* **Rows from a dataset**

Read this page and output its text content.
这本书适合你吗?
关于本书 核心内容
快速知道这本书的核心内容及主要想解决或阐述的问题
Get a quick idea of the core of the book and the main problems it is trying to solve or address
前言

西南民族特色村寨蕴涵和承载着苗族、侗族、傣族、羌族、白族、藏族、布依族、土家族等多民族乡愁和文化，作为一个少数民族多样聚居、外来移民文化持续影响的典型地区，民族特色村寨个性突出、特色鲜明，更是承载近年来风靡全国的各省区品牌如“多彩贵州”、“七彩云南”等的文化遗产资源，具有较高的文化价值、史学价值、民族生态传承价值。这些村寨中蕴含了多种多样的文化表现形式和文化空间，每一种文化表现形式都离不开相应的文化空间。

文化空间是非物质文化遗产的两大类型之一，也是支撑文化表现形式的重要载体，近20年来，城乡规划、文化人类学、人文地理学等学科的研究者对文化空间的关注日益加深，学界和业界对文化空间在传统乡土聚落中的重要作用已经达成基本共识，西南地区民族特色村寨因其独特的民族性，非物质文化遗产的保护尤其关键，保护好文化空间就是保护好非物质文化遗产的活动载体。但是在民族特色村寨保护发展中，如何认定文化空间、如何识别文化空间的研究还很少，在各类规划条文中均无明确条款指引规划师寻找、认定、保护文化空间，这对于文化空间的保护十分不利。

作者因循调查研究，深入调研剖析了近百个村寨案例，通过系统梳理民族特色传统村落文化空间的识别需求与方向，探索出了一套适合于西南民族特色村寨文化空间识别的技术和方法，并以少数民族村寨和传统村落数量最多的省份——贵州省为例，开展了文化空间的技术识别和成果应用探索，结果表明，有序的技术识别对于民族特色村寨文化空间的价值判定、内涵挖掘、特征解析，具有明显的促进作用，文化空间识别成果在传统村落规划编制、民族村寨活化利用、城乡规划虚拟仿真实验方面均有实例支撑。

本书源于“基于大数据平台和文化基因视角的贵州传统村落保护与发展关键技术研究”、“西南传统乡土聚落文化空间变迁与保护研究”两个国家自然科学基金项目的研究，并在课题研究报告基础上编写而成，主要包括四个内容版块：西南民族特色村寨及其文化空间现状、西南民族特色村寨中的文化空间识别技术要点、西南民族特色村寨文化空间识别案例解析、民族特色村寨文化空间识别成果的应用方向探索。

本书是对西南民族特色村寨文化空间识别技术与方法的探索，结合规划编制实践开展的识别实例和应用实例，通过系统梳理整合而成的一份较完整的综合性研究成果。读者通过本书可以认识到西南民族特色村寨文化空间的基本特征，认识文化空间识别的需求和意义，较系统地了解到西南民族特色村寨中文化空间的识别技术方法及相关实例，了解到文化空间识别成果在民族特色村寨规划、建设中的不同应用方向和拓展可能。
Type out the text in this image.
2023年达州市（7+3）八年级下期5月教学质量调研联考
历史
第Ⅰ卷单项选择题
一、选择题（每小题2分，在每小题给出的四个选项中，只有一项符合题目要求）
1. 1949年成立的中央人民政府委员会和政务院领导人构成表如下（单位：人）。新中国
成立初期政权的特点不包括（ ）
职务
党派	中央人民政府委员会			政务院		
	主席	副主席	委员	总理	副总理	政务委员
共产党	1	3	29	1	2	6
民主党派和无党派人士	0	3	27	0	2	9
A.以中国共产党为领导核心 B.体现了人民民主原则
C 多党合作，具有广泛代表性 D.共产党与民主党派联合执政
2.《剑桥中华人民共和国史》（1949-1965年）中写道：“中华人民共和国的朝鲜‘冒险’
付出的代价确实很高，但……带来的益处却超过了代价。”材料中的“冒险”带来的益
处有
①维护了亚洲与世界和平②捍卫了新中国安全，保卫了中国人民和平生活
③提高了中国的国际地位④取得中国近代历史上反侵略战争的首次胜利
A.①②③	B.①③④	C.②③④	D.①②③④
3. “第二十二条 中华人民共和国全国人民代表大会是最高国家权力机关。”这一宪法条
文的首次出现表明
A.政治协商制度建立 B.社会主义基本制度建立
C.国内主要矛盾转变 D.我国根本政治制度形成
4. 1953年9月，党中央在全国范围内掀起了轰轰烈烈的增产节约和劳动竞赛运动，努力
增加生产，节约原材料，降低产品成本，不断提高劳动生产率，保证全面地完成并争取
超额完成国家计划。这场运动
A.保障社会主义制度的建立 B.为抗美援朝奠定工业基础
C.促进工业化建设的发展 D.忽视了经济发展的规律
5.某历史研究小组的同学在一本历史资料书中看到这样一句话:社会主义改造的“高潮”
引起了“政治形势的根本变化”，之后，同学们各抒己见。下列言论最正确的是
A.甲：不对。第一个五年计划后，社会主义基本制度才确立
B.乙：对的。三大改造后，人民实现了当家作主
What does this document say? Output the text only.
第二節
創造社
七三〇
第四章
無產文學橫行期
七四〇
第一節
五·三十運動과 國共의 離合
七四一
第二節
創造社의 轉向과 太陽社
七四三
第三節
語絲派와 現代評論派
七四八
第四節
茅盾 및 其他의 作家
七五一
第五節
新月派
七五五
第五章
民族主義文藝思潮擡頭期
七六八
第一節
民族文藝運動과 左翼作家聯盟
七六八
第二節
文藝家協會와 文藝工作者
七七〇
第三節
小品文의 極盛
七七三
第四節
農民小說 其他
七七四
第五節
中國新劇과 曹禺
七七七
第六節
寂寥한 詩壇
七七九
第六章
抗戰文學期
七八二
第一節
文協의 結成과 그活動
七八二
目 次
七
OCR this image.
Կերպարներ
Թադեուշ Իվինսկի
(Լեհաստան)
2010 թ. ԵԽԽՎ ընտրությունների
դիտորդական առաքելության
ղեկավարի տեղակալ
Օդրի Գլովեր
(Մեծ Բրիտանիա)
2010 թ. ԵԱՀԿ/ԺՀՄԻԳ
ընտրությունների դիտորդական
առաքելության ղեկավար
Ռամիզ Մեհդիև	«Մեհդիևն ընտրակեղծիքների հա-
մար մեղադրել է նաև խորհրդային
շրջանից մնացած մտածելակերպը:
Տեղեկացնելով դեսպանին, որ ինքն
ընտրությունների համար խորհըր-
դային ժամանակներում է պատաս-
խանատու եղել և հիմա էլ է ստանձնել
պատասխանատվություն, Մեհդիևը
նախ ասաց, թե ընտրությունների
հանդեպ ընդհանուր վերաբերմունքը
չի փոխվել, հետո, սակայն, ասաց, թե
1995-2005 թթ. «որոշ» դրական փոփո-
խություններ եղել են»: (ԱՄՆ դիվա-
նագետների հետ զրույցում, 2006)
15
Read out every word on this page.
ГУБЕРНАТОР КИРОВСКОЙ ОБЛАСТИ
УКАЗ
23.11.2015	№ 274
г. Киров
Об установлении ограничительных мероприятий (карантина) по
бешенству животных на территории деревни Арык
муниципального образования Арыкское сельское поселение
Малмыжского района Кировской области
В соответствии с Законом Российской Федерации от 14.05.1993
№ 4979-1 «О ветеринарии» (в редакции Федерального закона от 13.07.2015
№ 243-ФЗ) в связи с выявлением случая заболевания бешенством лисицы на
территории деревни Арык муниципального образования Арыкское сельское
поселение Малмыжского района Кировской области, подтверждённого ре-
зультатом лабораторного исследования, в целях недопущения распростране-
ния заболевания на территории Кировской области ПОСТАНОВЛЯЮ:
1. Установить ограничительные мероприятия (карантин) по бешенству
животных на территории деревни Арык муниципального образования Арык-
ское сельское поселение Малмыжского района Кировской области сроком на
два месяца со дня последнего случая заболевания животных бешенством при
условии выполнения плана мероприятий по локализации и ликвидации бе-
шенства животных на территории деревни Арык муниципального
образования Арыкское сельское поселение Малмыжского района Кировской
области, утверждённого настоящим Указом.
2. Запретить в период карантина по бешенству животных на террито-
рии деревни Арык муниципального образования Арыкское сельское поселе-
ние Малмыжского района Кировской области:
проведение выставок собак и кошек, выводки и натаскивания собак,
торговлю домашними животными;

* **Work instructions**
Return each line among the entries that holds the word "заболевания".

* **Output for this task**
№ 243-ФЗ) в связи с выявлением случая заболевания бешенством лисицы на
ния заболевания на территории Кировской области ПОСТАНОВЛЯЮ:
два месяца со дня последнего случая заболевания животных бешенством при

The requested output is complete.